Given exercise -
Leave out the pictures and copy everything else below exactly.

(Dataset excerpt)
<<<<
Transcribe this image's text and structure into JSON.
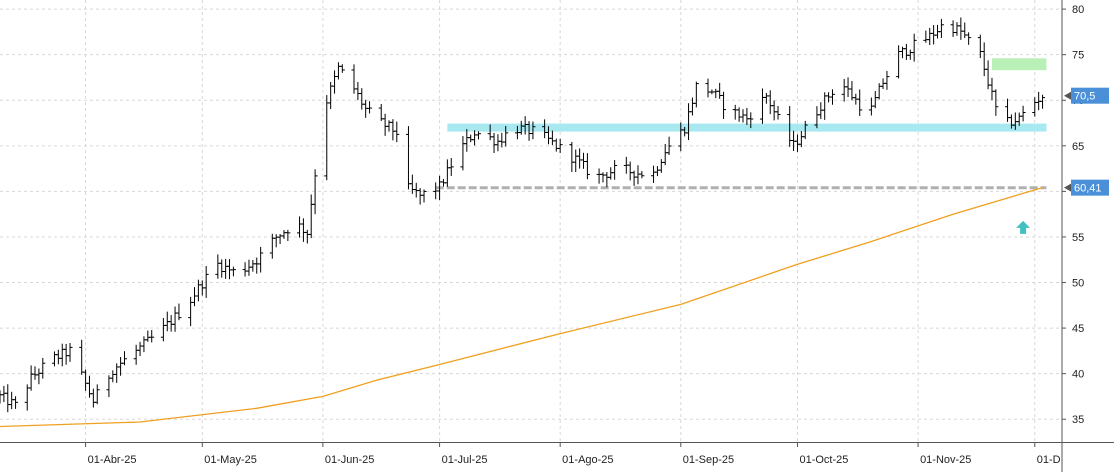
{
  "chart_data": {
    "type": "ohlc",
    "grid": true,
    "y_axis_position": "right",
    "ylim": [
      32.5,
      81
    ],
    "y_ticks": [
      35,
      40,
      45,
      50,
      55,
      60,
      65,
      70,
      75,
      80
    ],
    "x_ticks": [
      {
        "date": "2025-04-01",
        "label": "01-Abr-25"
      },
      {
        "date": "2025-05-01",
        "label": "01-May-25"
      },
      {
        "date": "2025-06-01",
        "label": "01-Jun-25"
      },
      {
        "date": "2025-07-01",
        "label": "01-Jul-25"
      },
      {
        "date": "2025-08-01",
        "label": "01-Ago-25"
      },
      {
        "date": "2025-09-01",
        "label": "01-Sep-25"
      },
      {
        "date": "2025-10-01",
        "label": "01-Oct-25"
      },
      {
        "date": "2025-11-01",
        "label": "01-Nov-25"
      },
      {
        "date": "2025-12-01",
        "label": "01-D"
      }
    ],
    "xlim": [
      "2025-03-10",
      "2025-12-08"
    ],
    "price_anchors": [
      [
        "2025-03-10",
        37.5
      ],
      [
        "2025-03-14",
        36.5
      ],
      [
        "2025-03-18",
        39.5
      ],
      [
        "2025-03-23",
        41.5
      ],
      [
        "2025-03-28",
        42.5
      ],
      [
        "2025-04-03",
        37.0
      ],
      [
        "2025-04-08",
        40.5
      ],
      [
        "2025-04-14",
        42.5
      ],
      [
        "2025-04-20",
        44.5
      ],
      [
        "2025-04-27",
        47.5
      ],
      [
        "2025-05-01",
        50.0
      ],
      [
        "2025-05-05",
        52.0
      ],
      [
        "2025-05-10",
        51.0
      ],
      [
        "2025-05-15",
        52.5
      ],
      [
        "2025-05-20",
        55.0
      ],
      [
        "2025-05-25",
        56.5
      ],
      [
        "2025-05-28",
        55.5
      ],
      [
        "2025-05-30",
        62.0
      ],
      [
        "2025-06-02",
        70.0
      ],
      [
        "2025-06-05",
        73.5
      ],
      [
        "2025-06-08",
        72.0
      ],
      [
        "2025-06-12",
        69.0
      ],
      [
        "2025-06-16",
        67.5
      ],
      [
        "2025-06-20",
        66.5
      ],
      [
        "2025-06-22",
        60.5
      ],
      [
        "2025-06-26",
        59.5
      ],
      [
        "2025-07-01",
        60.5
      ],
      [
        "2025-07-06",
        64.5
      ],
      [
        "2025-07-10",
        66.5
      ],
      [
        "2025-07-16",
        65.5
      ],
      [
        "2025-07-20",
        67.0
      ],
      [
        "2025-07-26",
        66.5
      ],
      [
        "2025-07-31",
        65.0
      ],
      [
        "2025-08-05",
        63.5
      ],
      [
        "2025-08-10",
        61.5
      ],
      [
        "2025-08-16",
        62.5
      ],
      [
        "2025-08-21",
        62.0
      ],
      [
        "2025-08-25",
        62.0
      ],
      [
        "2025-08-28",
        64.5
      ],
      [
        "2025-09-02",
        67.0
      ],
      [
        "2025-09-05",
        71.5
      ],
      [
        "2025-09-09",
        71.0
      ],
      [
        "2025-09-13",
        69.0
      ],
      [
        "2025-09-18",
        68.0
      ],
      [
        "2025-09-23",
        70.5
      ],
      [
        "2025-09-27",
        67.0
      ],
      [
        "2025-09-30",
        65.0
      ],
      [
        "2025-10-04",
        67.5
      ],
      [
        "2025-10-07",
        69.5
      ],
      [
        "2025-10-12",
        72.0
      ],
      [
        "2025-10-17",
        69.5
      ],
      [
        "2025-10-20",
        69.0
      ],
      [
        "2025-10-23",
        72.0
      ],
      [
        "2025-10-27",
        75.0
      ],
      [
        "2025-10-31",
        76.0
      ],
      [
        "2025-11-04",
        77.0
      ],
      [
        "2025-11-08",
        78.5
      ],
      [
        "2025-11-12",
        77.5
      ],
      [
        "2025-11-17",
        75.0
      ],
      [
        "2025-11-21",
        69.0
      ],
      [
        "2025-11-24",
        67.5
      ],
      [
        "2025-11-27",
        68.0
      ],
      [
        "2025-11-30",
        69.5
      ],
      [
        "2025-12-03",
        70.5
      ]
    ],
    "moving_average": [
      [
        "2025-03-10",
        34.2
      ],
      [
        "2025-04-15",
        34.7
      ],
      [
        "2025-05-15",
        36.2
      ],
      [
        "2025-06-01",
        37.5
      ],
      [
        "2025-06-15",
        39.3
      ],
      [
        "2025-07-01",
        41.0
      ],
      [
        "2025-08-01",
        44.4
      ],
      [
        "2025-09-01",
        47.6
      ],
      [
        "2025-10-01",
        52.0
      ],
      [
        "2025-10-20",
        54.5
      ],
      [
        "2025-11-10",
        57.5
      ],
      [
        "2025-12-03",
        60.41
      ]
    ],
    "ma_color": "#f0a020",
    "bar_color": "#000000",
    "support_band": {
      "start": "2025-07-03",
      "end": "2025-12-04",
      "value": 67.0,
      "color": "#a8e8f0"
    },
    "resistance_box": {
      "start": "2025-11-20",
      "end": "2025-12-04",
      "low": 73.3,
      "high": 74.6,
      "color": "#b8f0b8"
    },
    "dashed_level": {
      "start": "2025-06-30",
      "end": "2025-12-04",
      "value": 60.4,
      "color": "#b0b0b0"
    },
    "last_price_label": {
      "value": 70.5,
      "text": "70,5",
      "color": "#4a90d9"
    },
    "ma_value_label": {
      "value": 60.41,
      "text": "60,41",
      "color": "#4a90d9"
    },
    "signal_arrow": {
      "date": "2025-11-28",
      "value": 56.0,
      "direction": "up",
      "color": "#40c0c0"
    }
  }
}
>>>>
The result -
Transcribe this image's text and structure into JSON.
{
  "chart_data": {
    "type": "ohlc",
    "grid": true,
    "y_axis_position": "right",
    "ylim": [
      32.5,
      81
    ],
    "y_ticks": [
      35,
      40,
      45,
      50,
      55,
      60,
      65,
      70,
      75,
      80
    ],
    "x_ticks": [
      {
        "date": "2025-04-01",
        "label": "01-Abr-25"
      },
      {
        "date": "2025-05-01",
        "label": "01-May-25"
      },
      {
        "date": "2025-06-01",
        "label": "01-Jun-25"
      },
      {
        "date": "2025-07-01",
        "label": "01-Jul-25"
      },
      {
        "date": "2025-08-01",
        "label": "01-Ago-25"
      },
      {
        "date": "2025-09-01",
        "label": "01-Sep-25"
      },
      {
        "date": "2025-10-01",
        "label": "01-Oct-25"
      },
      {
        "date": "2025-11-01",
        "label": "01-Nov-25"
      },
      {
        "date": "2025-12-01",
        "label": "01-D"
      }
    ],
    "xlim": [
      "2025-03-10",
      "2025-12-08"
    ],
    "price_anchors": [
      [
        "2025-03-10",
        37.5
      ],
      [
        "2025-03-14",
        36.5
      ],
      [
        "2025-03-18",
        39.5
      ],
      [
        "2025-03-23",
        41.5
      ],
      [
        "2025-03-28",
        42.5
      ],
      [
        "2025-04-03",
        37.0
      ],
      [
        "2025-04-08",
        40.5
      ],
      [
        "2025-04-14",
        42.5
      ],
      [
        "2025-04-20",
        44.5
      ],
      [
        "2025-04-27",
        47.5
      ],
      [
        "2025-05-01",
        50.0
      ],
      [
        "2025-05-05",
        52.0
      ],
      [
        "2025-05-10",
        51.0
      ],
      [
        "2025-05-15",
        52.5
      ],
      [
        "2025-05-20",
        55.0
      ],
      [
        "2025-05-25",
        56.5
      ],
      [
        "2025-05-28",
        55.5
      ],
      [
        "2025-05-30",
        62.0
      ],
      [
        "2025-06-02",
        70.0
      ],
      [
        "2025-06-05",
        73.5
      ],
      [
        "2025-06-08",
        72.0
      ],
      [
        "2025-06-12",
        69.0
      ],
      [
        "2025-06-16",
        67.5
      ],
      [
        "2025-06-20",
        66.5
      ],
      [
        "2025-06-22",
        60.5
      ],
      [
        "2025-06-26",
        59.5
      ],
      [
        "2025-07-01",
        60.5
      ],
      [
        "2025-07-06",
        64.5
      ],
      [
        "2025-07-10",
        66.5
      ],
      [
        "2025-07-16",
        65.5
      ],
      [
        "2025-07-20",
        67.0
      ],
      [
        "2025-07-26",
        66.5
      ],
      [
        "2025-07-31",
        65.0
      ],
      [
        "2025-08-05",
        63.5
      ],
      [
        "2025-08-10",
        61.5
      ],
      [
        "2025-08-16",
        62.5
      ],
      [
        "2025-08-21",
        62.0
      ],
      [
        "2025-08-25",
        62.0
      ],
      [
        "2025-08-28",
        64.5
      ],
      [
        "2025-09-02",
        67.0
      ],
      [
        "2025-09-05",
        71.5
      ],
      [
        "2025-09-09",
        71.0
      ],
      [
        "2025-09-13",
        69.0
      ],
      [
        "2025-09-18",
        68.0
      ],
      [
        "2025-09-23",
        70.5
      ],
      [
        "2025-09-27",
        67.0
      ],
      [
        "2025-09-30",
        65.0
      ],
      [
        "2025-10-04",
        67.5
      ],
      [
        "2025-10-07",
        69.5
      ],
      [
        "2025-10-12",
        72.0
      ],
      [
        "2025-10-17",
        69.5
      ],
      [
        "2025-10-20",
        69.0
      ],
      [
        "2025-10-23",
        72.0
      ],
      [
        "2025-10-27",
        75.0
      ],
      [
        "2025-10-31",
        76.0
      ],
      [
        "2025-11-04",
        77.0
      ],
      [
        "2025-11-08",
        78.5
      ],
      [
        "2025-11-12",
        77.5
      ],
      [
        "2025-11-17",
        75.0
      ],
      [
        "2025-11-21",
        69.0
      ],
      [
        "2025-11-24",
        67.5
      ],
      [
        "2025-11-27",
        68.0
      ],
      [
        "2025-11-30",
        69.5
      ],
      [
        "2025-12-03",
        70.5
      ]
    ],
    "moving_average": [
      [
        "2025-03-10",
        34.2
      ],
      [
        "2025-04-15",
        34.7
      ],
      [
        "2025-05-15",
        36.2
      ],
      [
        "2025-06-01",
        37.5
      ],
      [
        "2025-06-15",
        39.3
      ],
      [
        "2025-07-01",
        41.0
      ],
      [
        "2025-08-01",
        44.4
      ],
      [
        "2025-09-01",
        47.6
      ],
      [
        "2025-10-01",
        52.0
      ],
      [
        "2025-10-20",
        54.5
      ],
      [
        "2025-11-10",
        57.5
      ],
      [
        "2025-12-03",
        60.41
      ]
    ],
    "ma_color": "#f0a020",
    "bar_color": "#000000",
    "support_band": {
      "start": "2025-07-03",
      "end": "2025-12-04",
      "value": 67.0,
      "color": "#a8e8f0"
    },
    "resistance_box": {
      "start": "2025-11-20",
      "end": "2025-12-04",
      "low": 73.3,
      "high": 74.6,
      "color": "#b8f0b8"
    },
    "dashed_level": {
      "start": "2025-06-30",
      "end": "2025-12-04",
      "value": 60.4,
      "color": "#b0b0b0"
    },
    "last_price_label": {
      "value": 70.5,
      "text": "70,5",
      "color": "#4a90d9"
    },
    "ma_value_label": {
      "value": 60.41,
      "text": "60,41",
      "color": "#4a90d9"
    },
    "signal_arrow": {
      "date": "2025-11-28",
      "value": 56.0,
      "direction": "up",
      "color": "#40c0c0"
    }
  }
}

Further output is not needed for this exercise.